--- Written problem ---
Copy down all of the data underneath, exactly as shown.

--- Begin The data ---

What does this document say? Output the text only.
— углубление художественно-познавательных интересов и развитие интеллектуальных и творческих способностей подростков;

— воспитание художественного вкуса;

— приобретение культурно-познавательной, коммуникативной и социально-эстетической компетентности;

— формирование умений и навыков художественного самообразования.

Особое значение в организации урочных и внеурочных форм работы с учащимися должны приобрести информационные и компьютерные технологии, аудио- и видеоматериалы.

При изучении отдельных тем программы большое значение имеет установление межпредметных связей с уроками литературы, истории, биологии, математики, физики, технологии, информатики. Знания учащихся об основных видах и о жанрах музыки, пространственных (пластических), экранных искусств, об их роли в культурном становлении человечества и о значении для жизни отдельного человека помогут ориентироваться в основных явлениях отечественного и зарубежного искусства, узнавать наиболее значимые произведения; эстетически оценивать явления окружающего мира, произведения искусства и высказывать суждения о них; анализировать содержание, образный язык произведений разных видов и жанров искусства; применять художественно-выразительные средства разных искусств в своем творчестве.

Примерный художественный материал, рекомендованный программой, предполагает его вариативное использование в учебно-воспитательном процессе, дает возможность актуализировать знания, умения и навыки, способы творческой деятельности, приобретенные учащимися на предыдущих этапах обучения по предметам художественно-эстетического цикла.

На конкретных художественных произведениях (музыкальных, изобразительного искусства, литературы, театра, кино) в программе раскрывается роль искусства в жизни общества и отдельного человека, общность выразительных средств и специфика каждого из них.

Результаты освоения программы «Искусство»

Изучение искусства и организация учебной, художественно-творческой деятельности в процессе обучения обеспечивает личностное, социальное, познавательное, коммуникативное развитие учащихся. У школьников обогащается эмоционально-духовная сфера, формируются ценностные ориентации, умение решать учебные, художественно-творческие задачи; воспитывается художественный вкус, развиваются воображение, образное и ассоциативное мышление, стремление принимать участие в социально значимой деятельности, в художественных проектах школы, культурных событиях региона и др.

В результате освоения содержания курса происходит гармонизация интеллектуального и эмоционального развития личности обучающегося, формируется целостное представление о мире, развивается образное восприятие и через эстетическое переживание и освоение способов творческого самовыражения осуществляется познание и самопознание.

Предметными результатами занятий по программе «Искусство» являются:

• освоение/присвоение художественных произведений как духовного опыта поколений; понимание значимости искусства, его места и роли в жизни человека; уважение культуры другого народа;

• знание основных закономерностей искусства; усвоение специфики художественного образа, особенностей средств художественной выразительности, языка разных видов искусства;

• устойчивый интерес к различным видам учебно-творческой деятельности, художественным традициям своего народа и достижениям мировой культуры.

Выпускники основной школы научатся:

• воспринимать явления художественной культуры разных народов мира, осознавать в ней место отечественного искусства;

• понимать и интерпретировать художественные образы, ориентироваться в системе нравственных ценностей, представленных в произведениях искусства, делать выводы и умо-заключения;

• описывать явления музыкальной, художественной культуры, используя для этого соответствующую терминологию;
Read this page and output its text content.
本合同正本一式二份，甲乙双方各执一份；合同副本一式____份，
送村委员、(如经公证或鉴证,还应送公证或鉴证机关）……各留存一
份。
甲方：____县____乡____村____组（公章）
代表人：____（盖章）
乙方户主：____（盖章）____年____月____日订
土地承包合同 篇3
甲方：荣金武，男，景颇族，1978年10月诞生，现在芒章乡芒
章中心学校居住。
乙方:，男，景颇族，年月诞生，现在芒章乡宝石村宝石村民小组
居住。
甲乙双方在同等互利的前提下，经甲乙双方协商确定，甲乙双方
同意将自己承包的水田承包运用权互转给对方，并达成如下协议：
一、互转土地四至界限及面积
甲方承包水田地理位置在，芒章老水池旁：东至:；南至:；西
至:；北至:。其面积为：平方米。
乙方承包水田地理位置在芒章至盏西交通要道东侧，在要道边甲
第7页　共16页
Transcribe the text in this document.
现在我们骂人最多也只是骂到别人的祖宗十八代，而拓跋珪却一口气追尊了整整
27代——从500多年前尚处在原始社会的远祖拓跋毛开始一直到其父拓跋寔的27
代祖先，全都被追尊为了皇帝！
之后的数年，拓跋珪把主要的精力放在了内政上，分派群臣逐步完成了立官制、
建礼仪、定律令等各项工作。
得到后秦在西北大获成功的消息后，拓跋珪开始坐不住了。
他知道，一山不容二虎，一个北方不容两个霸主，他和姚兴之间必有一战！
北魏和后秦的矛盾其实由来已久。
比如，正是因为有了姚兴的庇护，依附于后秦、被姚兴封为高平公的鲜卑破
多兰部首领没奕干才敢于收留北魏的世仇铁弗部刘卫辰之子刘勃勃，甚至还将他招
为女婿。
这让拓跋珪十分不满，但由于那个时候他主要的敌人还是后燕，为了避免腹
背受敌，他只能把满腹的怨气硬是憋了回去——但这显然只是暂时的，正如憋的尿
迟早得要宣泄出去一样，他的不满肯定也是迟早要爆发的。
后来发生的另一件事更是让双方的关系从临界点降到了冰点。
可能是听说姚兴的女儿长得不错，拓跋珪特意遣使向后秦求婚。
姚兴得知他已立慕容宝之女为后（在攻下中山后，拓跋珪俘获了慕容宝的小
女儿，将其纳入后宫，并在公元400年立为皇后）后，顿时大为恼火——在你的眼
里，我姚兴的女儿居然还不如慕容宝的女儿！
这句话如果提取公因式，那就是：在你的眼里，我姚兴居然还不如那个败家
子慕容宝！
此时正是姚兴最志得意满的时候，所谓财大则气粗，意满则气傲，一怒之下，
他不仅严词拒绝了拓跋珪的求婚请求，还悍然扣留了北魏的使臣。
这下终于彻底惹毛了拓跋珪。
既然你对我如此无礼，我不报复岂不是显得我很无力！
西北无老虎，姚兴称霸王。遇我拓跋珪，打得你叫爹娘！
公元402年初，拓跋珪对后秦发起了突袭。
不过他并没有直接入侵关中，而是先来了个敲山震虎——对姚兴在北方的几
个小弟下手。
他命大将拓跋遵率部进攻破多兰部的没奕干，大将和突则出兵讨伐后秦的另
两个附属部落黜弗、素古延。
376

--- End The data ---

--- Answer to the task ---
What does this document say? Output the text only.
— углубление художественно-познавательных интересов и развитие интеллектуальных и творческих способностей подростков;

— воспитание художественного вкуса;

— приобретение культурно-познавательной, коммуникативной и социально-эстетической компетентности;

— формирование умений и навыков художественного самообразования.

Особое значение в организации урочных и внеурочных форм работы с учащимися должны приобрести информационные и компьютерные технологии, аудио- и видеоматериалы.

При изучении отдельных тем программы большое значение имеет установление межпредметных связей с уроками литературы, истории, биологии, математики, физики, технологии, информатики. Знания учащихся об основных видах и о жанрах музыки, пространственных (пластических), экранных искусств, об их роли в культурном становлении человечества и о значении для жизни отдельного человека помогут ориентироваться в основных явлениях отечественного и зарубежного искусства, узнавать наиболее значимые произведения; эстетически оценивать явления окружающего мира, произведения искусства и высказывать суждения о них; анализировать содержание, образный язык произведений разных видов и жанров искусства; применять художественно-выразительные средства разных искусств в своем творчестве.

Примерный художественный материал, рекомендованный программой, предполагает его вариативное использование в учебно-воспитательном процессе, дает возможность актуализировать знания, умения и навыки, способы творческой деятельности, приобретенные учащимися на предыдущих этапах обучения по предметам художественно-эстетического цикла.

На конкретных художественных произведениях (музыкальных, изобразительного искусства, литературы, театра, кино) в программе раскрывается роль искусства в жизни общества и отдельного человека, общность выразительных средств и специфика каждого из них.

Результаты освоения программы «Искусство»

Изучение искусства и организация учебной, художественно-творческой деятельности в процессе обучения обеспечивает личностное, социальное, познавательное, коммуникативное развитие учащихся. У школьников обогащается эмоционально-духовная сфера, формируются ценностные ориентации, умение решать учебные, художественно-творческие задачи; воспитывается художественный вкус, развиваются воображение, образное и ассоциативное мышление, стремление принимать участие в социально значимой деятельности, в художественных проектах школы, культурных событиях региона и др.

В результате освоения содержания курса происходит гармонизация интеллектуального и эмоционального развития личности обучающегося, формируется целостное представление о мире, развивается образное восприятие и через эстетическое переживание и освоение способов творческого самовыражения осуществляется познание и самопознание.

Предметными результатами занятий по программе «Искусство» являются:

• освоение/присвоение художественных произведений как духовного опыта поколений; понимание значимости искусства, его места и роли в жизни человека; уважение культуры другого народа;

• знание основных закономерностей искусства; усвоение специфики художественного образа, особенностей средств художественной выразительности, языка разных видов искусства;

• устойчивый интерес к различным видам учебно-творческой деятельности, художественным традициям своего народа и достижениям мировой культуры.

Выпускники основной школы научатся:

• воспринимать явления художественной культуры разных народов мира, осознавать в ней место отечественного искусства;

• понимать и интерпретировать художественные образы, ориентироваться в системе нравственных ценностей, представленных в произведениях искусства, делать выводы и умо-заключения;

• описывать явления музыкальной, художественной культуры, используя для этого соответствующую терминологию;
Read this page and output its text content.
本合同正本一式二份，甲乙双方各执一份；合同副本一式____份，
送村委员、(如经公证或鉴证,还应送公证或鉴证机关）……各留存一
份。
甲方：____县____乡____村____组（公章）
代表人：____（盖章）
乙方户主：____（盖章）____年____月____日订
土地承包合同 篇3
甲方：荣金武，男，景颇族，1978年10月诞生，现在芒章乡芒
章中心学校居住。
乙方:，男，景颇族，年月诞生，现在芒章乡宝石村宝石村民小组
居住。
甲乙双方在同等互利的前提下，经甲乙双方协商确定，甲乙双方
同意将自己承包的水田承包运用权互转给对方，并达成如下协议：
一、互转土地四至界限及面积
甲方承包水田地理位置在，芒章老水池旁：东至:；南至:；西
至:；北至:。其面积为：平方米。
乙方承包水田地理位置在芒章至盏西交通要道东侧，在要道边甲
第7页　共16页
Transcribe the text in this document.
现在我们骂人最多也只是骂到别人的祖宗十八代，而拓跋珪却一口气追尊了整整
27代——从500多年前尚处在原始社会的远祖拓跋毛开始一直到其父拓跋寔的27
代祖先，全都被追尊为了皇帝！
之后的数年，拓跋珪把主要的精力放在了内政上，分派群臣逐步完成了立官制、
建礼仪、定律令等各项工作。
得到后秦在西北大获成功的消息后，拓跋珪开始坐不住了。
他知道，一山不容二虎，一个北方不容两个霸主，他和姚兴之间必有一战！
北魏和后秦的矛盾其实由来已久。
比如，正是因为有了姚兴的庇护，依附于后秦、被姚兴封为高平公的鲜卑破
多兰部首领没奕干才敢于收留北魏的世仇铁弗部刘卫辰之子刘勃勃，甚至还将他招
为女婿。
这让拓跋珪十分不满，但由于那个时候他主要的敌人还是后燕，为了避免腹
背受敌，他只能把满腹的怨气硬是憋了回去——但这显然只是暂时的，正如憋的尿
迟早得要宣泄出去一样，他的不满肯定也是迟早要爆发的。
后来发生的另一件事更是让双方的关系从临界点降到了冰点。
可能是听说姚兴的女儿长得不错，拓跋珪特意遣使向后秦求婚。
姚兴得知他已立慕容宝之女为后（在攻下中山后，拓跋珪俘获了慕容宝的小
女儿，将其纳入后宫，并在公元400年立为皇后）后，顿时大为恼火——在你的眼
里，我姚兴的女儿居然还不如慕容宝的女儿！
这句话如果提取公因式，那就是：在你的眼里，我姚兴居然还不如那个败家
子慕容宝！
此时正是姚兴最志得意满的时候，所谓财大则气粗，意满则气傲，一怒之下，
他不仅严词拒绝了拓跋珪的求婚请求，还悍然扣留了北魏的使臣。
这下终于彻底惹毛了拓跋珪。
既然你对我如此无礼，我不报复岂不是显得我很无力！
西北无老虎，姚兴称霸王。遇我拓跋珪，打得你叫爹娘！
公元402年初，拓跋珪对后秦发起了突袭。
不过他并没有直接入侵关中，而是先来了个敲山震虎——对姚兴在北方的几
个小弟下手。
他命大将拓跋遵率部进攻破多兰部的没奕干，大将和突则出兵讨伐后秦的另
两个附属部落黜弗、素古延。
376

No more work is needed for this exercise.